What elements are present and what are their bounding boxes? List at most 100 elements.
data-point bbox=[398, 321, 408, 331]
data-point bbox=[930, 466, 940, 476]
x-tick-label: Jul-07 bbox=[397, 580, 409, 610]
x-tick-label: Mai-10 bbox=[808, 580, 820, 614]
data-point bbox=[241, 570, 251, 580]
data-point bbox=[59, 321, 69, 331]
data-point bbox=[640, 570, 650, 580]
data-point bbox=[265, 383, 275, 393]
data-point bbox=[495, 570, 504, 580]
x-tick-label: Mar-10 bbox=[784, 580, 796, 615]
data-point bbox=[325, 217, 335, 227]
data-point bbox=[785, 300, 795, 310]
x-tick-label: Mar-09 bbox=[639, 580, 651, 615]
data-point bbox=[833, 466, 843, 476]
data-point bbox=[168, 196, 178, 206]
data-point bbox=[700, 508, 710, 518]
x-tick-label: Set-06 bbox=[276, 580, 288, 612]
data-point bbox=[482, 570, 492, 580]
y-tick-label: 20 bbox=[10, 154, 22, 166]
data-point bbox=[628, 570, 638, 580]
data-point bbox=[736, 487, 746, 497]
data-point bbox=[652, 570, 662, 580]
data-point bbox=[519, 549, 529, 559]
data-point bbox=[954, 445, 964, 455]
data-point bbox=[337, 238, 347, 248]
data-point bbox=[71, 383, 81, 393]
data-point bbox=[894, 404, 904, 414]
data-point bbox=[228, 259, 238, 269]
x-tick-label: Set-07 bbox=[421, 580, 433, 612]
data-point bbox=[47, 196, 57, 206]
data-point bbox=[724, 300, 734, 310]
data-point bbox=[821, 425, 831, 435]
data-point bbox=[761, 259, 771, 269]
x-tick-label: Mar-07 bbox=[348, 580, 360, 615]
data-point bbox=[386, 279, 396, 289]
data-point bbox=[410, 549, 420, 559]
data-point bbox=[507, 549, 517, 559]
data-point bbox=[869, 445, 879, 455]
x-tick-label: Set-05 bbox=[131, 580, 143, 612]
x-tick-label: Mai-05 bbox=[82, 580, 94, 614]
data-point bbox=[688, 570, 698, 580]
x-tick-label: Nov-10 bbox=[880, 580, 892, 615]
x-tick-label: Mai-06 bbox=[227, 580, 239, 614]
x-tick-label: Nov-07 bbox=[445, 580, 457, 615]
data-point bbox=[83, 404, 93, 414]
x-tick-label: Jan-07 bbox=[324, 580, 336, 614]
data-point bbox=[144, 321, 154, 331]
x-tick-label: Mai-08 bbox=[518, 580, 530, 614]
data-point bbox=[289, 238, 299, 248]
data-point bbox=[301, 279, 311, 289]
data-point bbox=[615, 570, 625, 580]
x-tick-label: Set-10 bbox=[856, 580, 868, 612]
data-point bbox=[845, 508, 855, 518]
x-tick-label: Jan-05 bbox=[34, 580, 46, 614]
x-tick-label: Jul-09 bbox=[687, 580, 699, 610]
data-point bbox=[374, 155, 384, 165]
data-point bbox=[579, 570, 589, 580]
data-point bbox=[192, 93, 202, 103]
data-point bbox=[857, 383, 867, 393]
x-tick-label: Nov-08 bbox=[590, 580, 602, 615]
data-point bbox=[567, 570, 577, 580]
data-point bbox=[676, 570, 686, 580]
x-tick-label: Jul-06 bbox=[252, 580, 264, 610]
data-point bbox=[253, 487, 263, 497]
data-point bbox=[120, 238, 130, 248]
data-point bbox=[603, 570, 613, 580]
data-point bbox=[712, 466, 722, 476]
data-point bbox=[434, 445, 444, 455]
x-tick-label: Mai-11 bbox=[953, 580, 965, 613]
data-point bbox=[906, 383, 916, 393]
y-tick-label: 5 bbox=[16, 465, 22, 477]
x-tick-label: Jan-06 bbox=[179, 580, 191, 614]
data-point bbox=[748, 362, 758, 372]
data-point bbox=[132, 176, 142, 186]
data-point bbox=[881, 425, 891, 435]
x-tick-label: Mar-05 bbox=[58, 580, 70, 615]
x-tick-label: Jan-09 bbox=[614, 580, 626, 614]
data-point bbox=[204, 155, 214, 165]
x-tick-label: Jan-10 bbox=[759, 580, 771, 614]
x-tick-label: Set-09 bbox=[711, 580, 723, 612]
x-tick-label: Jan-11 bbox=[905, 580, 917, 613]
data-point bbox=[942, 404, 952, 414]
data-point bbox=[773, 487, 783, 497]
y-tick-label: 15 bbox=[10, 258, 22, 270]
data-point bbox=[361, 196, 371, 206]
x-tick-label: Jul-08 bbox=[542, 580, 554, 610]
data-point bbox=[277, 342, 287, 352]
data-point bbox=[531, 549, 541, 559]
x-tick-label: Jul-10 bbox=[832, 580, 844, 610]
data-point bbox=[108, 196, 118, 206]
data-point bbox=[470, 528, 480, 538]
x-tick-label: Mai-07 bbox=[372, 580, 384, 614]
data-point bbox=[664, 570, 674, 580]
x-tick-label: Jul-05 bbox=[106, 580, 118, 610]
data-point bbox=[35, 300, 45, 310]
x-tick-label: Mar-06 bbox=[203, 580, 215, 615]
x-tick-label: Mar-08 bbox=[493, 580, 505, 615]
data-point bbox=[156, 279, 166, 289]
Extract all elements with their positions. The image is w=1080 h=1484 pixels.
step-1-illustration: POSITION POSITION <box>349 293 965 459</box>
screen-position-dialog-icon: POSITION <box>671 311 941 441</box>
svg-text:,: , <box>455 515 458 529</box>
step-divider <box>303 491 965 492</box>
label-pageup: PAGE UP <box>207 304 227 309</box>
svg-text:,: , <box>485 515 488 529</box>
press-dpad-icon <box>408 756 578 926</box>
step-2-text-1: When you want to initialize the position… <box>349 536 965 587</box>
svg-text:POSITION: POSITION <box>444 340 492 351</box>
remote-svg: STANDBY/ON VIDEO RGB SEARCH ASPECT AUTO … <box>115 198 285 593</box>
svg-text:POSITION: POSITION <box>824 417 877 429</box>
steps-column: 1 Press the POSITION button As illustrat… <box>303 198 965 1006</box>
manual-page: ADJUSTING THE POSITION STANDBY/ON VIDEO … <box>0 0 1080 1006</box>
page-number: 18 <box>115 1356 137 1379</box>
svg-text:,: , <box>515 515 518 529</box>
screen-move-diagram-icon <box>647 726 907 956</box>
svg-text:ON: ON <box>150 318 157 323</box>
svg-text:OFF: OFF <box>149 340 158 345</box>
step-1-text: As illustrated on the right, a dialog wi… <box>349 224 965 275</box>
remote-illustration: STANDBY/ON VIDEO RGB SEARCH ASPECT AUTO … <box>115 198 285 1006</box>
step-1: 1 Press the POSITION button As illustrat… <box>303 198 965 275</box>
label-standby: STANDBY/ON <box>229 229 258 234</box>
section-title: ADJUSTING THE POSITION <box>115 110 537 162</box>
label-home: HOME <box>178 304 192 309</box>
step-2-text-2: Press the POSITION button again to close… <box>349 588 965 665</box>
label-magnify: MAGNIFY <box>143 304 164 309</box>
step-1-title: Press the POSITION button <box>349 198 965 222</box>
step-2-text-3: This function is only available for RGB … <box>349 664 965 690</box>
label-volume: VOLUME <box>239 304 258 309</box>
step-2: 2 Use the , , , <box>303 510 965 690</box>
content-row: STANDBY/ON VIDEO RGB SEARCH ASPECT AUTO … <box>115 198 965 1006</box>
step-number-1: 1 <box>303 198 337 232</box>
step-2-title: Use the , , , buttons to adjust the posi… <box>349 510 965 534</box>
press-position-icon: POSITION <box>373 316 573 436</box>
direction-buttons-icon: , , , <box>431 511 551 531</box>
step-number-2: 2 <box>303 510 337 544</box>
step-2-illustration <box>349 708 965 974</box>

◇ ◇ ◇ ◇ ◇

# Directions for this task
Print every line of the material above again, without changing anything.

# Answer in full
What elements are present and what are their bounding boxes? List at most 100 elements.
data-point bbox=[398, 321, 408, 331]
data-point bbox=[930, 466, 940, 476]
x-tick-label: Jul-07 bbox=[397, 580, 409, 610]
x-tick-label: Mai-10 bbox=[808, 580, 820, 614]
data-point bbox=[241, 570, 251, 580]
data-point bbox=[59, 321, 69, 331]
data-point bbox=[640, 570, 650, 580]
data-point bbox=[265, 383, 275, 393]
data-point bbox=[495, 570, 504, 580]
x-tick-label: Mar-10 bbox=[784, 580, 796, 615]
data-point bbox=[325, 217, 335, 227]
data-point bbox=[785, 300, 795, 310]
x-tick-label: Mar-09 bbox=[639, 580, 651, 615]
data-point bbox=[833, 466, 843, 476]
data-point bbox=[168, 196, 178, 206]
data-point bbox=[700, 508, 710, 518]
x-tick-label: Set-06 bbox=[276, 580, 288, 612]
data-point bbox=[482, 570, 492, 580]
y-tick-label: 20 bbox=[10, 154, 22, 166]
data-point bbox=[628, 570, 638, 580]
data-point bbox=[736, 487, 746, 497]
data-point bbox=[652, 570, 662, 580]
data-point bbox=[519, 549, 529, 559]
data-point bbox=[954, 445, 964, 455]
data-point bbox=[337, 238, 347, 248]
data-point bbox=[71, 383, 81, 393]
data-point bbox=[894, 404, 904, 414]
data-point bbox=[228, 259, 238, 269]
x-tick-label: Set-07 bbox=[421, 580, 433, 612]
data-point bbox=[47, 196, 57, 206]
data-point bbox=[724, 300, 734, 310]
data-point bbox=[821, 425, 831, 435]
data-point bbox=[761, 259, 771, 269]
x-tick-label: Mar-07 bbox=[348, 580, 360, 615]
data-point bbox=[386, 279, 396, 289]
data-point bbox=[410, 549, 420, 559]
data-point bbox=[507, 549, 517, 559]
data-point bbox=[869, 445, 879, 455]
x-tick-label: Set-05 bbox=[131, 580, 143, 612]
x-tick-label: Mai-05 bbox=[82, 580, 94, 614]
data-point bbox=[688, 570, 698, 580]
x-tick-label: Nov-10 bbox=[880, 580, 892, 615]
x-tick-label: Mai-06 bbox=[227, 580, 239, 614]
x-tick-label: Nov-07 bbox=[445, 580, 457, 615]
data-point bbox=[83, 404, 93, 414]
x-tick-label: Jan-07 bbox=[324, 580, 336, 614]
data-point bbox=[144, 321, 154, 331]
x-tick-label: Mai-08 bbox=[518, 580, 530, 614]
data-point bbox=[289, 238, 299, 248]
data-point bbox=[301, 279, 311, 289]
data-point bbox=[615, 570, 625, 580]
x-tick-label: Set-10 bbox=[856, 580, 868, 612]
data-point bbox=[845, 508, 855, 518]
x-tick-label: Jan-05 bbox=[34, 580, 46, 614]
x-tick-label: Jul-09 bbox=[687, 580, 699, 610]
data-point bbox=[374, 155, 384, 165]
data-point bbox=[579, 570, 589, 580]
data-point bbox=[192, 93, 202, 103]
data-point bbox=[857, 383, 867, 393]
x-tick-label: Nov-08 bbox=[590, 580, 602, 615]
data-point bbox=[567, 570, 577, 580]
data-point bbox=[676, 570, 686, 580]
x-tick-label: Jul-06 bbox=[252, 580, 264, 610]
data-point bbox=[253, 487, 263, 497]
data-point bbox=[120, 238, 130, 248]
data-point bbox=[603, 570, 613, 580]
data-point bbox=[712, 466, 722, 476]
data-point bbox=[434, 445, 444, 455]
x-tick-label: Mai-11 bbox=[953, 580, 965, 613]
data-point bbox=[906, 383, 916, 393]
y-tick-label: 5 bbox=[16, 465, 22, 477]
x-tick-label: Jan-06 bbox=[179, 580, 191, 614]
data-point bbox=[748, 362, 758, 372]
data-point bbox=[132, 176, 142, 186]
data-point bbox=[881, 425, 891, 435]
x-tick-label: Mar-05 bbox=[58, 580, 70, 615]
x-tick-label: Jan-09 bbox=[614, 580, 626, 614]
data-point bbox=[204, 155, 214, 165]
x-tick-label: Jan-10 bbox=[759, 580, 771, 614]
x-tick-label: Set-09 bbox=[711, 580, 723, 612]
x-tick-label: Jan-11 bbox=[905, 580, 917, 613]
data-point bbox=[942, 404, 952, 414]
data-point bbox=[773, 487, 783, 497]
y-tick-label: 15 bbox=[10, 258, 22, 270]
data-point bbox=[361, 196, 371, 206]
x-tick-label: Jul-08 bbox=[542, 580, 554, 610]
data-point bbox=[277, 342, 287, 352]
data-point bbox=[531, 549, 541, 559]
x-tick-label: Jul-10 bbox=[832, 580, 844, 610]
data-point bbox=[108, 196, 118, 206]
data-point bbox=[470, 528, 480, 538]
x-tick-label: Mai-07 bbox=[372, 580, 384, 614]
data-point bbox=[664, 570, 674, 580]
x-tick-label: Jul-05 bbox=[106, 580, 118, 610]
data-point bbox=[35, 300, 45, 310]
x-tick-label: Mar-06 bbox=[203, 580, 215, 615]
x-tick-label: Mar-08 bbox=[493, 580, 505, 615]
data-point bbox=[156, 279, 166, 289]
Extract all elements with their positions. The image is w=1080 h=1484 pixels.
step-1-illustration: POSITION POSITION <box>349 293 965 459</box>
screen-position-dialog-icon: POSITION <box>671 311 941 441</box>
svg-text:,: , <box>455 515 458 529</box>
step-divider <box>303 491 965 492</box>
label-pageup: PAGE UP <box>207 304 227 309</box>
svg-text:,: , <box>485 515 488 529</box>
press-dpad-icon <box>408 756 578 926</box>
step-2-text-1: When you want to initialize the position… <box>349 536 965 587</box>
svg-text:POSITION: POSITION <box>444 340 492 351</box>
remote-svg: STANDBY/ON VIDEO RGB SEARCH ASPECT AUTO … <box>115 198 285 593</box>
svg-text:POSITION: POSITION <box>824 417 877 429</box>
steps-column: 1 Press the POSITION button As illustrat… <box>303 198 965 1006</box>
manual-page: ADJUSTING THE POSITION STANDBY/ON VIDEO … <box>0 0 1080 1006</box>
page-number: 18 <box>115 1356 137 1379</box>
svg-text:,: , <box>515 515 518 529</box>
screen-move-diagram-icon <box>647 726 907 956</box>
svg-text:ON: ON <box>150 318 157 323</box>
svg-text:OFF: OFF <box>149 340 158 345</box>
step-1-text: As illustrated on the right, a dialog wi… <box>349 224 965 275</box>
remote-illustration: STANDBY/ON VIDEO RGB SEARCH ASPECT AUTO … <box>115 198 285 1006</box>
step-1: 1 Press the POSITION button As illustrat… <box>303 198 965 275</box>
label-standby: STANDBY/ON <box>229 229 258 234</box>
section-title: ADJUSTING THE POSITION <box>115 110 537 162</box>
label-home: HOME <box>178 304 192 309</box>
step-2-text-2: Press the POSITION button again to close… <box>349 588 965 665</box>
label-magnify: MAGNIFY <box>143 304 164 309</box>
step-1-title: Press the POSITION button <box>349 198 965 222</box>
step-2-text-3: This function is only available for RGB … <box>349 664 965 690</box>
label-volume: VOLUME <box>239 304 258 309</box>
step-2: 2 Use the , , , <box>303 510 965 690</box>
content-row: STANDBY/ON VIDEO RGB SEARCH ASPECT AUTO … <box>115 198 965 1006</box>
step-number-1: 1 <box>303 198 337 232</box>
step-2-title: Use the , , , buttons to adjust the posi… <box>349 510 965 534</box>
press-position-icon: POSITION <box>373 316 573 436</box>
direction-buttons-icon: , , , <box>431 511 551 531</box>
step-number-2: 2 <box>303 510 337 544</box>
step-2-illustration <box>349 708 965 974</box>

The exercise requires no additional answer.